# [PROVIDED ENTRIES]
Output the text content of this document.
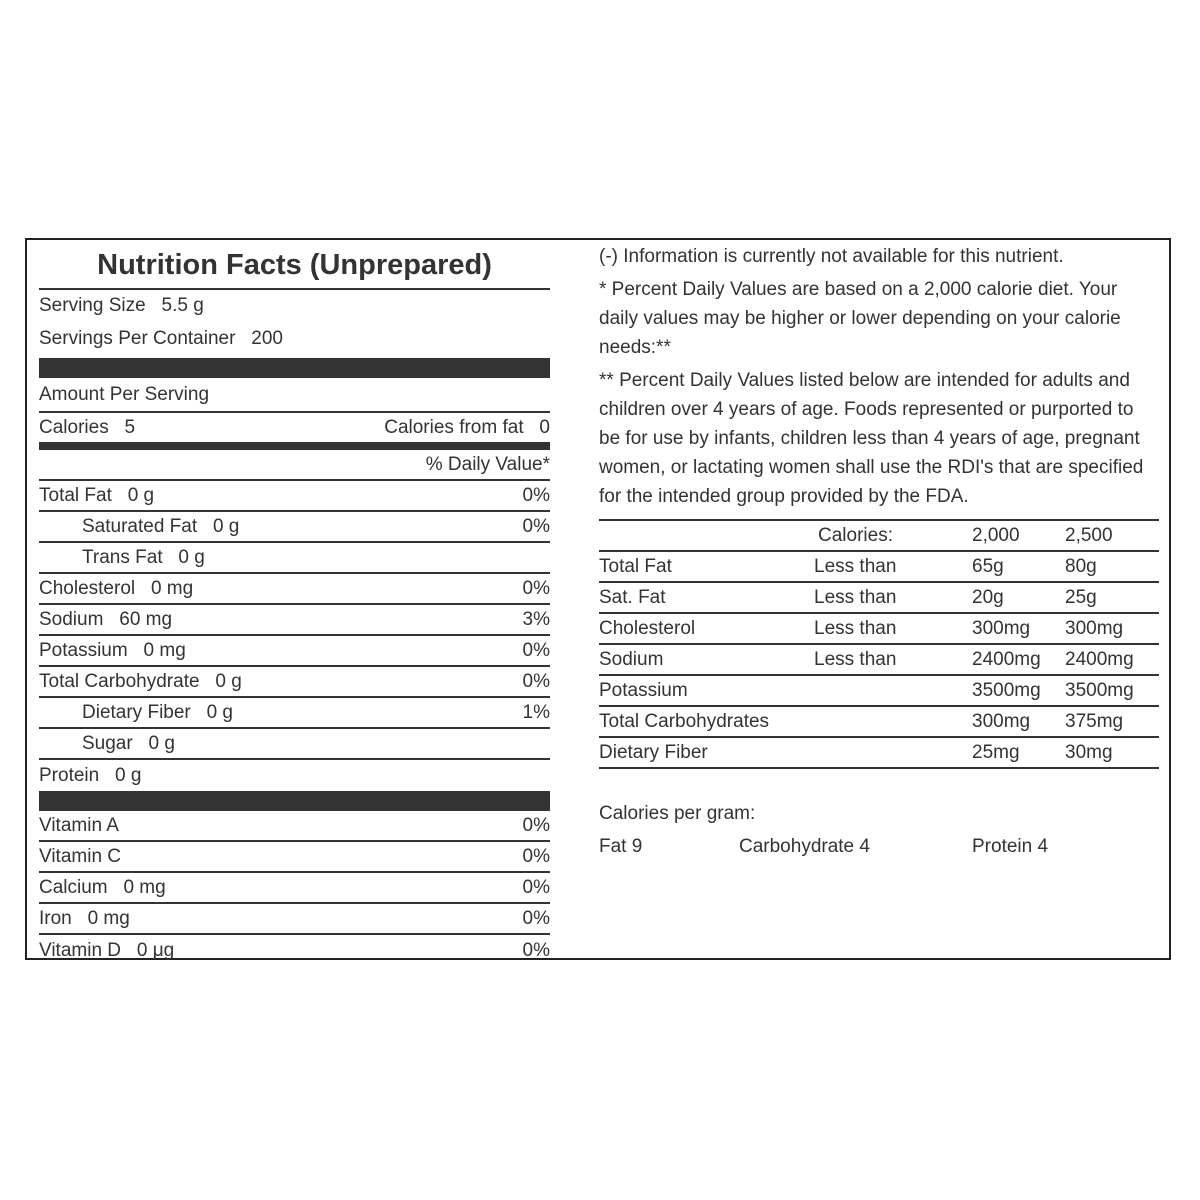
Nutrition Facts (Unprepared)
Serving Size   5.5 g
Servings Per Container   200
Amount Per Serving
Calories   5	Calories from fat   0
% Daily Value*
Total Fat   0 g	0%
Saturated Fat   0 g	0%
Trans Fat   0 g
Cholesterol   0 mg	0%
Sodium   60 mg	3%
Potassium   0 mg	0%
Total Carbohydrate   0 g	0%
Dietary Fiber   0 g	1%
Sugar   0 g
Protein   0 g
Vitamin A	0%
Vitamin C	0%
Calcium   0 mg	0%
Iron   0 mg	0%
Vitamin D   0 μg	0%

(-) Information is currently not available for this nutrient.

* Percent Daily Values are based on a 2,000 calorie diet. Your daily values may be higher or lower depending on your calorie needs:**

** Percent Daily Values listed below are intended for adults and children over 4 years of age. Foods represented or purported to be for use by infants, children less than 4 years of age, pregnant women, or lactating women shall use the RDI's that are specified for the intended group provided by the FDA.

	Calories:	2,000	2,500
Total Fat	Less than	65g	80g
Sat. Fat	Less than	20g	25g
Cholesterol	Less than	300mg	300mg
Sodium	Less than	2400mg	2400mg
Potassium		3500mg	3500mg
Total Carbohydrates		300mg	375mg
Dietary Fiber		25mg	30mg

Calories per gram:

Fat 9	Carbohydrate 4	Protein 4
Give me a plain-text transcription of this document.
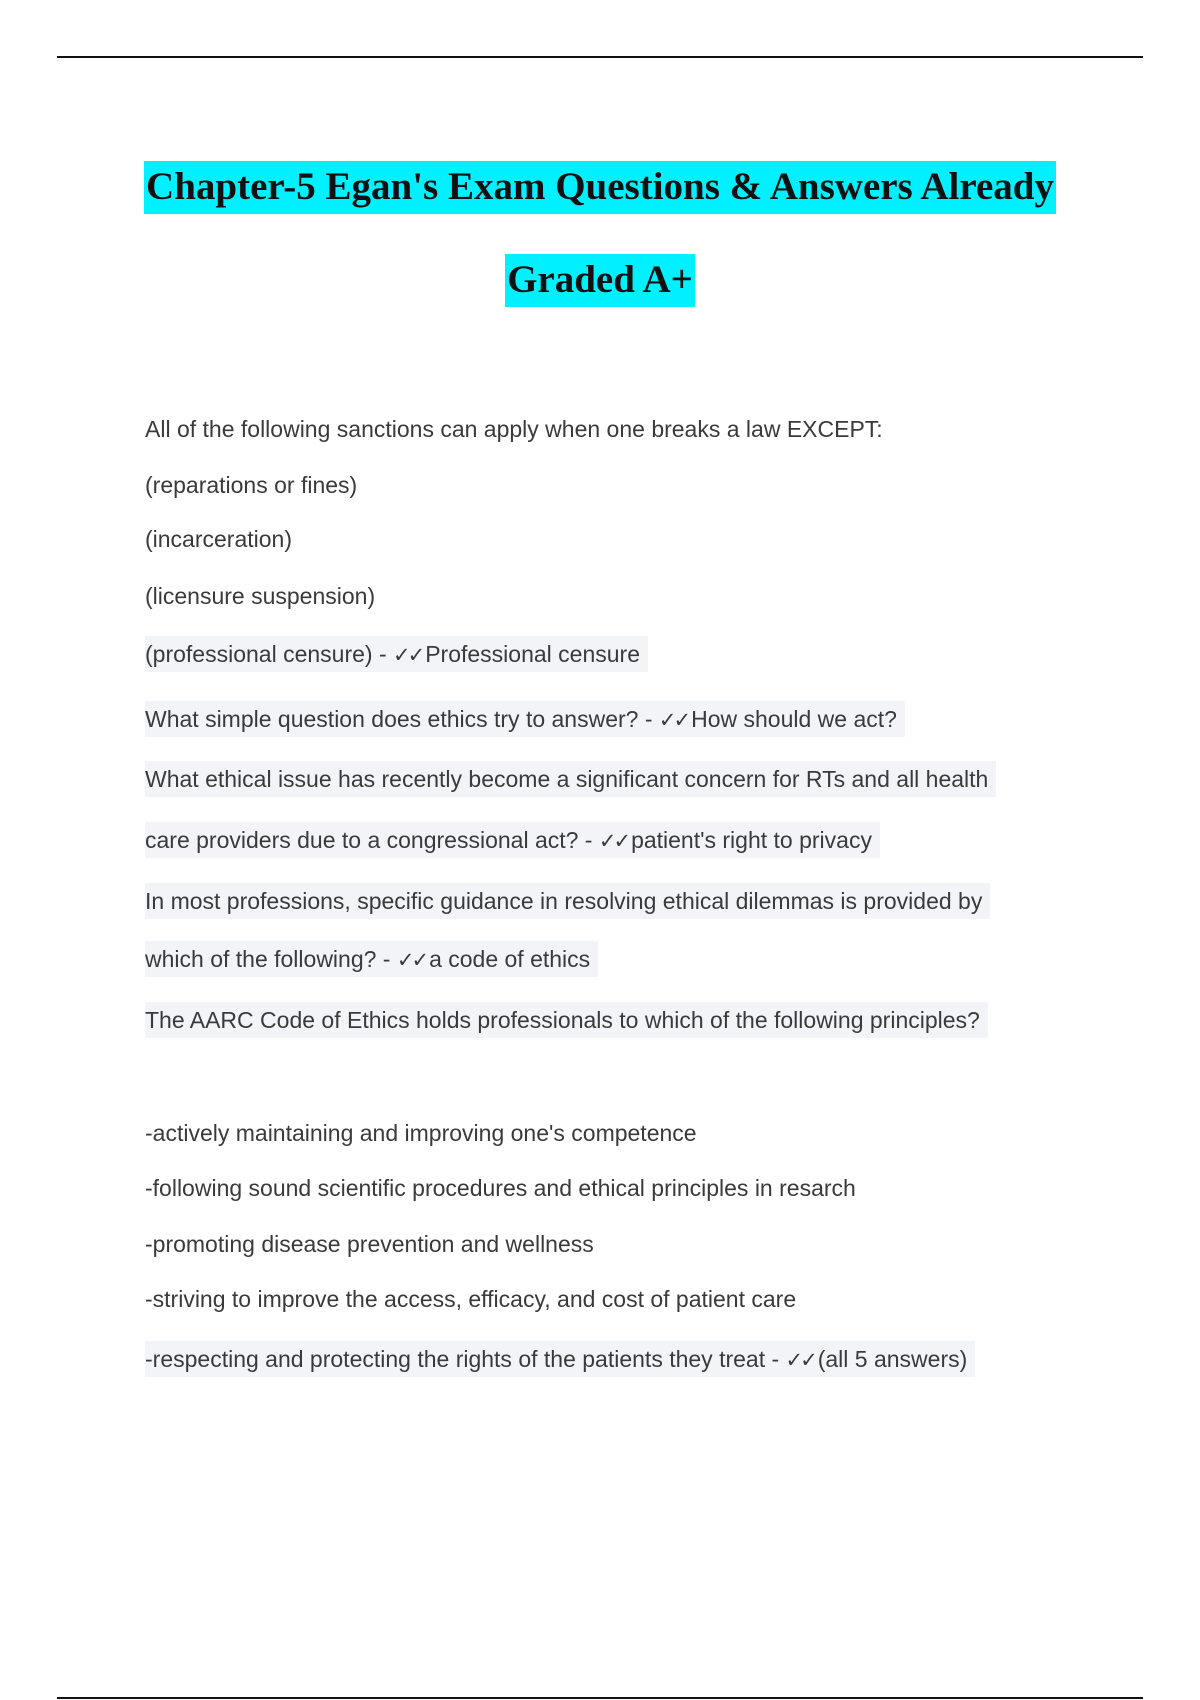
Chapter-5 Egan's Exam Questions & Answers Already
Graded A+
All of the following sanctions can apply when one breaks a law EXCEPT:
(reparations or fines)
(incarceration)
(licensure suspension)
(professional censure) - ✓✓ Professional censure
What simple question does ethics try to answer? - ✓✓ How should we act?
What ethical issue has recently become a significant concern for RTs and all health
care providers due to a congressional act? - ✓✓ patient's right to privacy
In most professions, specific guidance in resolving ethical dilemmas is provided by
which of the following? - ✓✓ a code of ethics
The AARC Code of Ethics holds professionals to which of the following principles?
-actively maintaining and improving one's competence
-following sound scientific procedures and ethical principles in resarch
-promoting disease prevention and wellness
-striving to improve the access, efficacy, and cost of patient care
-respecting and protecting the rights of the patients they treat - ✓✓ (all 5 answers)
* * *
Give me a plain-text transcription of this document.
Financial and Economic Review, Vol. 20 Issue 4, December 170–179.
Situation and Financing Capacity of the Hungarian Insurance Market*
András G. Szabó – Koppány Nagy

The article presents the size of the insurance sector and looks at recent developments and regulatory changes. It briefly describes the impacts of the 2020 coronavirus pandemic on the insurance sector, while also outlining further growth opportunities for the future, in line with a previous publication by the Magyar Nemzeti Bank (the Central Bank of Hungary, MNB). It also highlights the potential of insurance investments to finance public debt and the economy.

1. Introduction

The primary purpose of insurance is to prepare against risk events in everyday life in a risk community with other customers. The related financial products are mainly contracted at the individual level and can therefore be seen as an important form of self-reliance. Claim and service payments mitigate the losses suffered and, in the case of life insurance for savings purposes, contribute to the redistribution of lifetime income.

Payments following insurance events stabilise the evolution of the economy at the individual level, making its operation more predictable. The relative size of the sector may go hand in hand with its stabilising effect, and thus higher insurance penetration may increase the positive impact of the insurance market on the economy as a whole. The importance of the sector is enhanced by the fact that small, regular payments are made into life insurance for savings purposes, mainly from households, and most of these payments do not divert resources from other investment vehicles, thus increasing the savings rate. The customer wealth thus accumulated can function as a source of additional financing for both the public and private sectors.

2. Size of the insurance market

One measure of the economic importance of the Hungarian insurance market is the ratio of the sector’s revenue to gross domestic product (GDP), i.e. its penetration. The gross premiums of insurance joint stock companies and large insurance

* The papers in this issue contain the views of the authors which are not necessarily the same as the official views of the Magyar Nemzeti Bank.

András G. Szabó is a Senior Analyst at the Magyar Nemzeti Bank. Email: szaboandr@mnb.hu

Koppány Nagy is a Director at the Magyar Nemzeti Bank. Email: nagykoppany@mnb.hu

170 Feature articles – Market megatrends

# [HOW TO COMPLETE THIS TASK]
Report every line of the entries that carries the word "Email".

# [WRITTEN REPLY]
András G. Szabó is a Senior Analyst at the Magyar Nemzeti Bank. Email: szaboandr@mnb.hu
Koppány Nagy is a Director at the Magyar Nemzeti Bank. Email: nagykoppany@mnb.hu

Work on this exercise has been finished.